Der Genfersee (Lac Léman) war als Grenzgewässer im Mittelalter zwar eine umstrittene Region, aber schiff­fahrts­technisch doch eher abgelegen. Damals herrschten die Berner über die Waadt und waren mit dem Stadtstaat Genf verbündet. Ihnen gegenüber standen die Savoyer, denen sie misstrauten. Zudem wollte im 17. Jahrhundert die damals mächtigste Seefahrer­nation der Welt, die Holländer, einen Kanal den Rhein und die Aare hoch, durch Bieler-, Neuenburger- und Genfersee in die Rhone bauen. Sie wollten damit ihre verhassten Feinde, den spanischen Zweig der Habsburger, auf dem Weg ins Mittelmeer umschiffen. Ironischerweise hätte der neue Seeweg genau unter dem Stammschloss der Habsburger, der Habsburg bei Brugg, durchgeführt. Ein Teil des Kanals, der «Canal d’Entreroches», ist sogar gebaut worden – von Yverdon am Neuenburgersee bis über die Wasser­scheide. Doch dann ging das Geld aus.

Ein Spion warnt, aber den Bernern ist es egal

So machte man sich am Léman immer wieder Gedanken, wie denn der Transport und die Verteidigung auf dem Wasser aussehen könnten. Zwar waren Kriegsschiffe auf dem Léman durch einen Vertrag der Anrainer­staaten verboten. Gebaut wurden sie trotzdem immer wieder. Im Herbst 1671 tauchte auf dem See die «Saint-Charles» auf, ein imposantes Schiff von über 30 Meter Länge und mit einer Fracht­kapazität von mehr als 100 Tonnen, angetrieben von grossen Lateinersegeln und – im Falle der häufigen Flauten – von 24 Ruderern. Die Savoyer hatten für seinen Bau Schiffbauer aus Genua angeheuert, die ihnen ungefähr gleichzeitig eine ganze Flotte solcher Schiffe bauten, offiziell Handels­schiffe, praktisch aber Kriegs­schiffe. In Genf war man sehr beunruhigt und schickte den bei der Stadt beschäftigten Festungs­baumeister Maximilien Yvoy zur unauffälligen Erkundung der Werft nach Thonon. Als Niederländer kannte er sich auch mit Schiffen aus. Seine Zeichnung des halbfertigen Schiffs zeigte klar die Stückpforten: jene Klappen, hinter denen sich bei Kriegs­schiffen die Kanonen verstecken. Die Genfer waren alarmiert, liessen das Schiff bei seiner Jungfernfahrt erst nach einer kompletten Durchsuchung in den Hafen und schickten Yvoys Zeichnung als Beweis der akuten Bedrohung an die verbündeten Berner. Die nautisch wenig begabten gnädigen Herren hielten das für eine weitere dieser üblichen nervösen Genfereien, archivierten die Zeichnung und vergassen sie. Darum ist sie bis heute erhalten geblieben.

 

Die Galeere «La Liberté»

▶ [Bereitgestelltes Material]
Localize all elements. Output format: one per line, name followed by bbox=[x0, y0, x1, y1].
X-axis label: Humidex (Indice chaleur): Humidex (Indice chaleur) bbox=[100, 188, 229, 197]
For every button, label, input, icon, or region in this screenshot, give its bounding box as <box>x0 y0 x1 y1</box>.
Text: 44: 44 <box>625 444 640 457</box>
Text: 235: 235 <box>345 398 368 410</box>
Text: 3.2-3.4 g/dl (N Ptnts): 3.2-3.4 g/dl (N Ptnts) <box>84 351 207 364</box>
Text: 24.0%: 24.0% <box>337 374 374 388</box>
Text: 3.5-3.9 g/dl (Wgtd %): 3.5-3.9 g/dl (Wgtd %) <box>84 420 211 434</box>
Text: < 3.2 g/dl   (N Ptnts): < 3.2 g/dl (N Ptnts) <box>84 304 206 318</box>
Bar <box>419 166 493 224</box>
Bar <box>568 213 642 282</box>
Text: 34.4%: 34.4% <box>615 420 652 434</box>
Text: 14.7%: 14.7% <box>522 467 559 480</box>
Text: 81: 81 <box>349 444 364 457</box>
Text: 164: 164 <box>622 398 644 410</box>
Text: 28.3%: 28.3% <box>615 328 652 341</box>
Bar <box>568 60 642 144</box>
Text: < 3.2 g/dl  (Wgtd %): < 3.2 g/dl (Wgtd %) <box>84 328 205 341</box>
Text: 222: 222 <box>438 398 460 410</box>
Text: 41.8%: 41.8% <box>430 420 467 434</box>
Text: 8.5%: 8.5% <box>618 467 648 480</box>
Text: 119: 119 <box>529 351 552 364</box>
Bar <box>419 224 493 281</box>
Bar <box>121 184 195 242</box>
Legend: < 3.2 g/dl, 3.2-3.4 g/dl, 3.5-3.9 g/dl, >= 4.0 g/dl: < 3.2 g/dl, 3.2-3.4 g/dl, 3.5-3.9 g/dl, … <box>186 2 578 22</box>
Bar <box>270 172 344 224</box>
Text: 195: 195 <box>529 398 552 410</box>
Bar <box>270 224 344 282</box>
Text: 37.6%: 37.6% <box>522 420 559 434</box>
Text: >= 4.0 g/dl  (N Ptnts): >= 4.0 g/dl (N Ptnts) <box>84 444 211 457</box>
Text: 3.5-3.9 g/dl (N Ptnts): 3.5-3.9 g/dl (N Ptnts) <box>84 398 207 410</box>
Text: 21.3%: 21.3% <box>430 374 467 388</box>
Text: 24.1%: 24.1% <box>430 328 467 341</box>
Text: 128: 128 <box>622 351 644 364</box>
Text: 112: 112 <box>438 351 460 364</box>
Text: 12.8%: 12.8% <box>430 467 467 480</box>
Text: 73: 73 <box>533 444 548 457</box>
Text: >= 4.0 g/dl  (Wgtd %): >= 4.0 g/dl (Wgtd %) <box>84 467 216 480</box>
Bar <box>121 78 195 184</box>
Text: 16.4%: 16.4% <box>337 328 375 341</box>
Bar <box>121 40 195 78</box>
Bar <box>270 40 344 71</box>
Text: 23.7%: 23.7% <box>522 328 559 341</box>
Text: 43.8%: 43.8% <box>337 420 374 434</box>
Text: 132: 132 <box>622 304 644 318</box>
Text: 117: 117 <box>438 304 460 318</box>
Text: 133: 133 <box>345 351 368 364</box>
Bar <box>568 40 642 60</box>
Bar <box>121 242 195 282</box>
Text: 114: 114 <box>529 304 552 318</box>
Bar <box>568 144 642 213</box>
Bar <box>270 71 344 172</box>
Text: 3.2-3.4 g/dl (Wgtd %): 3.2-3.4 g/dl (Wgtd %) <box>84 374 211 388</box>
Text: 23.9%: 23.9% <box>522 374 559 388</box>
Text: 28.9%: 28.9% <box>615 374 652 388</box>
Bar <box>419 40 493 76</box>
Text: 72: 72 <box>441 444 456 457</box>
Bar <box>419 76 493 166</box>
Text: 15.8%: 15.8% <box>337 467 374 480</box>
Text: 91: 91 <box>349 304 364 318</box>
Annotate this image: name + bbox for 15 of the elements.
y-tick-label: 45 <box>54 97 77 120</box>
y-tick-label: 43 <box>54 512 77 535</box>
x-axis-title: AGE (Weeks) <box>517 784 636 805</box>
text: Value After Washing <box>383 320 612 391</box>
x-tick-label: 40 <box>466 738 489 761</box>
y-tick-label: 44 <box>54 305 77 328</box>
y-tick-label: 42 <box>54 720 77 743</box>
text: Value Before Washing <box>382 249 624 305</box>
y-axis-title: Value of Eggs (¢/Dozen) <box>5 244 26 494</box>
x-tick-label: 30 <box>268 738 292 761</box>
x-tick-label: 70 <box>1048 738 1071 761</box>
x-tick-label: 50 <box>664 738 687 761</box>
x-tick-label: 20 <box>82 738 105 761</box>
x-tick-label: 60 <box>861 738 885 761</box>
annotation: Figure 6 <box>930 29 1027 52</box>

▶ [Gelesenes anwenden]
1. Wen schickten die Genfer laut dem Textausschnitt zur Erkundung der Werft nach Thonon?
2. Nenne alle Gewässer, durch die der Kanal der Holländer laut dem Textausschnitt führen sollte.
Das Material spielt hierfür keine Rolle.

▶ [Antworten der Reihe nach]
1. Den Festungsbaumeister Maximilien Yvoy, der bei der Stadt beschäftigt war.

2. Rhein, Aare, Bielersee, Neuenburgersee, Genfersee, Rhone